* **WHAT THE TASK ASKS**: Give the listing again in full, exactly as written.

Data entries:
***

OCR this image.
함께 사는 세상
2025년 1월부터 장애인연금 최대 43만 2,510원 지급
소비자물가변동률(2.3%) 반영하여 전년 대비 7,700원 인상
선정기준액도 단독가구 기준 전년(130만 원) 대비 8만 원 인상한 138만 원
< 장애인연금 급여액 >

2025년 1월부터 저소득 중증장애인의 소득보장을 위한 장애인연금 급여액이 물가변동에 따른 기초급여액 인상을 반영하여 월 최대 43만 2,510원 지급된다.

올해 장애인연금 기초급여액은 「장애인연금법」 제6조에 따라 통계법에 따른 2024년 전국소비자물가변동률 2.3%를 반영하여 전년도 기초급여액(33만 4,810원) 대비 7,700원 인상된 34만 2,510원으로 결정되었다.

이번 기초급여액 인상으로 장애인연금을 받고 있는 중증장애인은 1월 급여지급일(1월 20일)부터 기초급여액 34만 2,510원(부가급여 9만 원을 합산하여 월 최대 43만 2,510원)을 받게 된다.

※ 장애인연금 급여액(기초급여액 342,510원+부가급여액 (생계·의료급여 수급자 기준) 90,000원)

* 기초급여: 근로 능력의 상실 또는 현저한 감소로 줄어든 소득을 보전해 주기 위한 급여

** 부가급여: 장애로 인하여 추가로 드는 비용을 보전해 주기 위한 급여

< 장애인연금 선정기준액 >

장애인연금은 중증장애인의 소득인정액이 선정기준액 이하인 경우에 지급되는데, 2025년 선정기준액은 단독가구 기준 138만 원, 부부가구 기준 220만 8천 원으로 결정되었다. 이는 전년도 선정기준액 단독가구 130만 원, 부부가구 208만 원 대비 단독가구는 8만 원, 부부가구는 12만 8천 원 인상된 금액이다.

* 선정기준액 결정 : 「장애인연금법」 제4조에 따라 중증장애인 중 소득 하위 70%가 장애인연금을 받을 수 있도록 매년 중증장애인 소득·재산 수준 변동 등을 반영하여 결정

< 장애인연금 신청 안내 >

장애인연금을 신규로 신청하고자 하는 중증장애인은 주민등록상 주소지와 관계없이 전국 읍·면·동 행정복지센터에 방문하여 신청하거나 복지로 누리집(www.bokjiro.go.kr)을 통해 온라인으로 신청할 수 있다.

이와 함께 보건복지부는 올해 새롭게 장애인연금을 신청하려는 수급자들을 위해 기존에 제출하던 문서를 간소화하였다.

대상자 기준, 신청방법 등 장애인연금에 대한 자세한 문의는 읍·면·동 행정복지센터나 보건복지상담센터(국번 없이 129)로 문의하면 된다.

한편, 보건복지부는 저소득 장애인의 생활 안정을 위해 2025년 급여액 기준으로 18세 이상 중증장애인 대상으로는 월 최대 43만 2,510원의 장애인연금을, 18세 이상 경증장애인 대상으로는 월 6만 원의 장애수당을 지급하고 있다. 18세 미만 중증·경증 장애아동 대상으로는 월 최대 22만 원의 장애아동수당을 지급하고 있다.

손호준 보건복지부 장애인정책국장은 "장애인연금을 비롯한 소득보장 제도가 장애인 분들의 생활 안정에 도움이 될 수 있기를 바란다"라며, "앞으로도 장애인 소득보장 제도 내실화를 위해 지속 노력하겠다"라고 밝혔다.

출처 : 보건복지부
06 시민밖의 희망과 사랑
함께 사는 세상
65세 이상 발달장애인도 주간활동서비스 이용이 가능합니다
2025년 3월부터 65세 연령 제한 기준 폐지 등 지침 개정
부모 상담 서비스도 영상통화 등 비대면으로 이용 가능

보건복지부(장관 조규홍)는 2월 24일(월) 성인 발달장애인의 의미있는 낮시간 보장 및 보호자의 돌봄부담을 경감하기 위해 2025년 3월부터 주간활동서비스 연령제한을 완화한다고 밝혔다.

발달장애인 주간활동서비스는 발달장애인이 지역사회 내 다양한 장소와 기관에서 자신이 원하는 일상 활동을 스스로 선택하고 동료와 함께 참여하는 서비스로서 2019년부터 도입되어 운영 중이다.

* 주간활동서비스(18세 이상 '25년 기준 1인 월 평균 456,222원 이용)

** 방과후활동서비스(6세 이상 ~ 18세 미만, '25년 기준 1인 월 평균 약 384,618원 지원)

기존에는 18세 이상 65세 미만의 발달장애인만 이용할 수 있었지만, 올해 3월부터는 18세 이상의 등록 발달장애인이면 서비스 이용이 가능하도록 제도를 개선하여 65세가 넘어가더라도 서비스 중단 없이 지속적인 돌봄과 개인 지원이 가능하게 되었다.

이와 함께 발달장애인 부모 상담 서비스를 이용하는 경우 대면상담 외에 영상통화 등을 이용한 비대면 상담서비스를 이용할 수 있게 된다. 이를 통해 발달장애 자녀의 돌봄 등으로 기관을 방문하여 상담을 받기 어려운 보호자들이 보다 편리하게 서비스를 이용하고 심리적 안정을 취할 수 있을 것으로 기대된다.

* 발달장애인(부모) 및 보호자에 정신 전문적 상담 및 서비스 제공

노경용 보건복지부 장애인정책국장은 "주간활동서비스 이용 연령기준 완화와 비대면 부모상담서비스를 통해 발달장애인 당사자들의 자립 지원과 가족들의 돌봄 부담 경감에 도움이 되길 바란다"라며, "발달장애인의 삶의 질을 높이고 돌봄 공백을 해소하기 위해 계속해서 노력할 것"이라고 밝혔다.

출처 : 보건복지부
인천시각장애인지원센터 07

***

* **RESPONSE TO THIS TASK**:
OCR this image.
함께 사는 세상
2025년 1월부터 장애인연금 최대 43만 2,510원 지급
소비자물가변동률(2.3%) 반영하여 전년 대비 7,700원 인상
선정기준액도 단독가구 기준 전년(130만 원) 대비 8만 원 인상한 138만 원
< 장애인연금 급여액 >

2025년 1월부터 저소득 중증장애인의 소득보장을 위한 장애인연금 급여액이 물가변동에 따른 기초급여액 인상을 반영하여 월 최대 43만 2,510원 지급된다.

올해 장애인연금 기초급여액은 「장애인연금법」 제6조에 따라 통계법에 따른 2024년 전국소비자물가변동률 2.3%를 반영하여 전년도 기초급여액(33만 4,810원) 대비 7,700원 인상된 34만 2,510원으로 결정되었다.

이번 기초급여액 인상으로 장애인연금을 받고 있는 중증장애인은 1월 급여지급일(1월 20일)부터 기초급여액 34만 2,510원(부가급여 9만 원을 합산하여 월 최대 43만 2,510원)을 받게 된다.

※ 장애인연금 급여액(기초급여액 342,510원+부가급여액 (생계·의료급여 수급자 기준) 90,000원)

* 기초급여: 근로 능력의 상실 또는 현저한 감소로 줄어든 소득을 보전해 주기 위한 급여

** 부가급여: 장애로 인하여 추가로 드는 비용을 보전해 주기 위한 급여

< 장애인연금 선정기준액 >

장애인연금은 중증장애인의 소득인정액이 선정기준액 이하인 경우에 지급되는데, 2025년 선정기준액은 단독가구 기준 138만 원, 부부가구 기준 220만 8천 원으로 결정되었다. 이는 전년도 선정기준액 단독가구 130만 원, 부부가구 208만 원 대비 단독가구는 8만 원, 부부가구는 12만 8천 원 인상된 금액이다.

* 선정기준액 결정 : 「장애인연금법」 제4조에 따라 중증장애인 중 소득 하위 70%가 장애인연금을 받을 수 있도록 매년 중증장애인 소득·재산 수준 변동 등을 반영하여 결정

< 장애인연금 신청 안내 >

장애인연금을 신규로 신청하고자 하는 중증장애인은 주민등록상 주소지와 관계없이 전국 읍·면·동 행정복지센터에 방문하여 신청하거나 복지로 누리집(www.bokjiro.go.kr)을 통해 온라인으로 신청할 수 있다.

이와 함께 보건복지부는 올해 새롭게 장애인연금을 신청하려는 수급자들을 위해 기존에 제출하던 문서를 간소화하였다.

대상자 기준, 신청방법 등 장애인연금에 대한 자세한 문의는 읍·면·동 행정복지센터나 보건복지상담센터(국번 없이 129)로 문의하면 된다.

한편, 보건복지부는 저소득 장애인의 생활 안정을 위해 2025년 급여액 기준으로 18세 이상 중증장애인 대상으로는 월 최대 43만 2,510원의 장애인연금을, 18세 이상 경증장애인 대상으로는 월 6만 원의 장애수당을 지급하고 있다. 18세 미만 중증·경증 장애아동 대상으로는 월 최대 22만 원의 장애아동수당을 지급하고 있다.

손호준 보건복지부 장애인정책국장은 "장애인연금을 비롯한 소득보장 제도가 장애인 분들의 생활 안정에 도움이 될 수 있기를 바란다"라며, "앞으로도 장애인 소득보장 제도 내실화를 위해 지속 노력하겠다"라고 밝혔다.

출처 : 보건복지부
06 시민밖의 희망과 사랑
함께 사는 세상
65세 이상 발달장애인도 주간활동서비스 이용이 가능합니다
2025년 3월부터 65세 연령 제한 기준 폐지 등 지침 개정
부모 상담 서비스도 영상통화 등 비대면으로 이용 가능

보건복지부(장관 조규홍)는 2월 24일(월) 성인 발달장애인의 의미있는 낮시간 보장 및 보호자의 돌봄부담을 경감하기 위해 2025년 3월부터 주간활동서비스 연령제한을 완화한다고 밝혔다.

발달장애인 주간활동서비스는 발달장애인이 지역사회 내 다양한 장소와 기관에서 자신이 원하는 일상 활동을 스스로 선택하고 동료와 함께 참여하는 서비스로서 2019년부터 도입되어 운영 중이다.

* 주간활동서비스(18세 이상 '25년 기준 1인 월 평균 456,222원 이용)

** 방과후활동서비스(6세 이상 ~ 18세 미만, '25년 기준 1인 월 평균 약 384,618원 지원)

기존에는 18세 이상 65세 미만의 발달장애인만 이용할 수 있었지만, 올해 3월부터는 18세 이상의 등록 발달장애인이면 서비스 이용이 가능하도록 제도를 개선하여 65세가 넘어가더라도 서비스 중단 없이 지속적인 돌봄과 개인 지원이 가능하게 되었다.

이와 함께 발달장애인 부모 상담 서비스를 이용하는 경우 대면상담 외에 영상통화 등을 이용한 비대면 상담서비스를 이용할 수 있게 된다. 이를 통해 발달장애 자녀의 돌봄 등으로 기관을 방문하여 상담을 받기 어려운 보호자들이 보다 편리하게 서비스를 이용하고 심리적 안정을 취할 수 있을 것으로 기대된다.

* 발달장애인(부모) 및 보호자에 정신 전문적 상담 및 서비스 제공

노경용 보건복지부 장애인정책국장은 "주간활동서비스 이용 연령기준 완화와 비대면 부모상담서비스를 통해 발달장애인 당사자들의 자립 지원과 가족들의 돌봄 부담 경감에 도움이 되길 바란다"라며, "발달장애인의 삶의 질을 높이고 돌봄 공백을 해소하기 위해 계속해서 노력할 것"이라고 밝혔다.

출처 : 보건복지부
인천시각장애인지원센터 07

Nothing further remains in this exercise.